GIVEN INSTRUCTION: Return the count of lines that hold the string "replaced", with no other words.

________________________

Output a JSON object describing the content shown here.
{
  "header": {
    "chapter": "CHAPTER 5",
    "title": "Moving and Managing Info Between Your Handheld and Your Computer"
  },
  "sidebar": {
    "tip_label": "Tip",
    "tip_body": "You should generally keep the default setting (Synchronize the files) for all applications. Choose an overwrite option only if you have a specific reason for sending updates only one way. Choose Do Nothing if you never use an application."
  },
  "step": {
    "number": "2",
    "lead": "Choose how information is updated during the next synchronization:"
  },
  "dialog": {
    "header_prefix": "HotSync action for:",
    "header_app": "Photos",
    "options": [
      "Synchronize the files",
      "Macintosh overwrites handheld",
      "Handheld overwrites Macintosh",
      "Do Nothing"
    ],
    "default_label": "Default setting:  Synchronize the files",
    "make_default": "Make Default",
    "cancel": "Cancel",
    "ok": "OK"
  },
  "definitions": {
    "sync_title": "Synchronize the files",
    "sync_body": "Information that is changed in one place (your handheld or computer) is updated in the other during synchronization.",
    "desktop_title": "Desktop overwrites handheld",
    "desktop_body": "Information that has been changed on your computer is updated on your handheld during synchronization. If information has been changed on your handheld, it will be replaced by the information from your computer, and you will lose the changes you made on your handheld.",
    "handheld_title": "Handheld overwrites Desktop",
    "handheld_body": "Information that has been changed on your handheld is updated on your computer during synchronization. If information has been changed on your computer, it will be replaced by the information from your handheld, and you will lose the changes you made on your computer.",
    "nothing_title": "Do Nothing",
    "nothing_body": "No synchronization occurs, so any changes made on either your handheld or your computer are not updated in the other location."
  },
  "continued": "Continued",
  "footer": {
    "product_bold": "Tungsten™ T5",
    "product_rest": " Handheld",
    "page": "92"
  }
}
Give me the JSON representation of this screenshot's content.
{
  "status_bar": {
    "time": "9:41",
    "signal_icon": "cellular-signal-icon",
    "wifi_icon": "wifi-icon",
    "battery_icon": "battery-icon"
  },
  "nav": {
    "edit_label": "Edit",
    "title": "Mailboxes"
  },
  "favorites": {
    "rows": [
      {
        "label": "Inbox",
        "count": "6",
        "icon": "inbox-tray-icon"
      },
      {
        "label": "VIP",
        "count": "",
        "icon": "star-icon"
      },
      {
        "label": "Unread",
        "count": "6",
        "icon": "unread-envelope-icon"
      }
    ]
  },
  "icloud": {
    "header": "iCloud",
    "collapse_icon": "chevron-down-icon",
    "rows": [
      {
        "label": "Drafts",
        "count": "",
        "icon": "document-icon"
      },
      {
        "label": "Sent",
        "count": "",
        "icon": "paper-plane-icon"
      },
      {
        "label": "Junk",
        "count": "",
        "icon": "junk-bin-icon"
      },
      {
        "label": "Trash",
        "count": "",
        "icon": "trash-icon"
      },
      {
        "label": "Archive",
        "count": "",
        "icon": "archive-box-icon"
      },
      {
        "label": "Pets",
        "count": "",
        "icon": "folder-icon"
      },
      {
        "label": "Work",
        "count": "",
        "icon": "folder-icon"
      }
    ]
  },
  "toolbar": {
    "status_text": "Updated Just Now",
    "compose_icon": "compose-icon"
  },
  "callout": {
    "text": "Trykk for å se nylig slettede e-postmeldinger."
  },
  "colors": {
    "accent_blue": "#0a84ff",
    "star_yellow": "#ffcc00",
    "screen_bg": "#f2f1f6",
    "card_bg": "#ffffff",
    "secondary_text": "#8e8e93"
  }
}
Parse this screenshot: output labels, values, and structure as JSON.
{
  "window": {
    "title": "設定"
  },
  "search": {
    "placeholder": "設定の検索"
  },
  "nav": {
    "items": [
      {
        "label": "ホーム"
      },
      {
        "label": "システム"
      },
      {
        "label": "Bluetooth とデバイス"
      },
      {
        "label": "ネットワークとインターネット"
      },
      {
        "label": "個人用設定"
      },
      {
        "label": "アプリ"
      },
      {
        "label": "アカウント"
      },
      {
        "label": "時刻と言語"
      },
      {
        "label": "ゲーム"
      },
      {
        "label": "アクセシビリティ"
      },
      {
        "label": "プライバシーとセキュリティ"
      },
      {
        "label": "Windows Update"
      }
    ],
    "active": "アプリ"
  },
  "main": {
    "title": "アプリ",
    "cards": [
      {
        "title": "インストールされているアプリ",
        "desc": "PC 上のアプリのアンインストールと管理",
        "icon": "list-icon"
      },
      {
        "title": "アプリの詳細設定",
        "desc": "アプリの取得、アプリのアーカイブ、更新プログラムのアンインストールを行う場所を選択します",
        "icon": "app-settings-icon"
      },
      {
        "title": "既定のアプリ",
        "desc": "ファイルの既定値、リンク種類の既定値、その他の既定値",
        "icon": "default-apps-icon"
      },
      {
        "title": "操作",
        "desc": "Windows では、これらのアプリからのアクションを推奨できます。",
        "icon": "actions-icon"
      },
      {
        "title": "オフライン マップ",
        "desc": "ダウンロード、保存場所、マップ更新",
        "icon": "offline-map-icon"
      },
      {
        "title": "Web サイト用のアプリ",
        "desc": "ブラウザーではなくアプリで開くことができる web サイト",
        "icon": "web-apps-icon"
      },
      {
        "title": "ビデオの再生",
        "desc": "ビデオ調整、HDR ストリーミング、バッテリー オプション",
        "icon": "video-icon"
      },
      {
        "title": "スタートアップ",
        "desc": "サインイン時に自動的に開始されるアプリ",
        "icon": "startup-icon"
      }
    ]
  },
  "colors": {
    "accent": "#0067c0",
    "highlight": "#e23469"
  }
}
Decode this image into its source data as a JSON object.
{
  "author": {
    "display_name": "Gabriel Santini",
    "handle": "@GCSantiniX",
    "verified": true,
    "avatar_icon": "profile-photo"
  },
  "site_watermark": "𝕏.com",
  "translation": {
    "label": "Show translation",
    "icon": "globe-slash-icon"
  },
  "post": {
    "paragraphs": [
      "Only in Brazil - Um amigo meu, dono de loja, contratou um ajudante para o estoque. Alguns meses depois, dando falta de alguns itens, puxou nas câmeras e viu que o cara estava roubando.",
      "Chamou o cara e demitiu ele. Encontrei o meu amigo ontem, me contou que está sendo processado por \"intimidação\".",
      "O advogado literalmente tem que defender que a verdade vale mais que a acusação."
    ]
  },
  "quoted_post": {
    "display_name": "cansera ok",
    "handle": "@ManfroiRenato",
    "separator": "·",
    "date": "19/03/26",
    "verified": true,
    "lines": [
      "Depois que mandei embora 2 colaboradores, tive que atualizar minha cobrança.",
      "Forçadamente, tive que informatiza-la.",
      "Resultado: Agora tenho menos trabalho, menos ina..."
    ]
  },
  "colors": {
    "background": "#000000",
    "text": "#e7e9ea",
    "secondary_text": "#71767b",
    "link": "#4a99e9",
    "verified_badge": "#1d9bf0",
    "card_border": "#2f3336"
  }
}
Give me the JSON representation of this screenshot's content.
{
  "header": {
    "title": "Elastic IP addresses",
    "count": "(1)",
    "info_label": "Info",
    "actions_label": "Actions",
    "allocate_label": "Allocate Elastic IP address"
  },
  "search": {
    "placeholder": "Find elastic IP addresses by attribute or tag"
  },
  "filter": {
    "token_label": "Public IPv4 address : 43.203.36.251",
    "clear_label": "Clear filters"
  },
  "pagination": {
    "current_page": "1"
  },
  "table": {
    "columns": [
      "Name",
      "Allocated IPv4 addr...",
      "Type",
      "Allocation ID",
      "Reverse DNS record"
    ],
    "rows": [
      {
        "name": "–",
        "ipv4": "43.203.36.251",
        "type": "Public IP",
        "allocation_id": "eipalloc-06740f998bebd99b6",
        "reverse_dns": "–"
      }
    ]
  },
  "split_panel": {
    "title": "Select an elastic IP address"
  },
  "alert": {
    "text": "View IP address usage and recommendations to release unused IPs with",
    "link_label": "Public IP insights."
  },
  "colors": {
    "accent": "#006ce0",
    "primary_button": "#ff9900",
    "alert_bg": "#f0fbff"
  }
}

________________________

EXERCISE RESULT: 2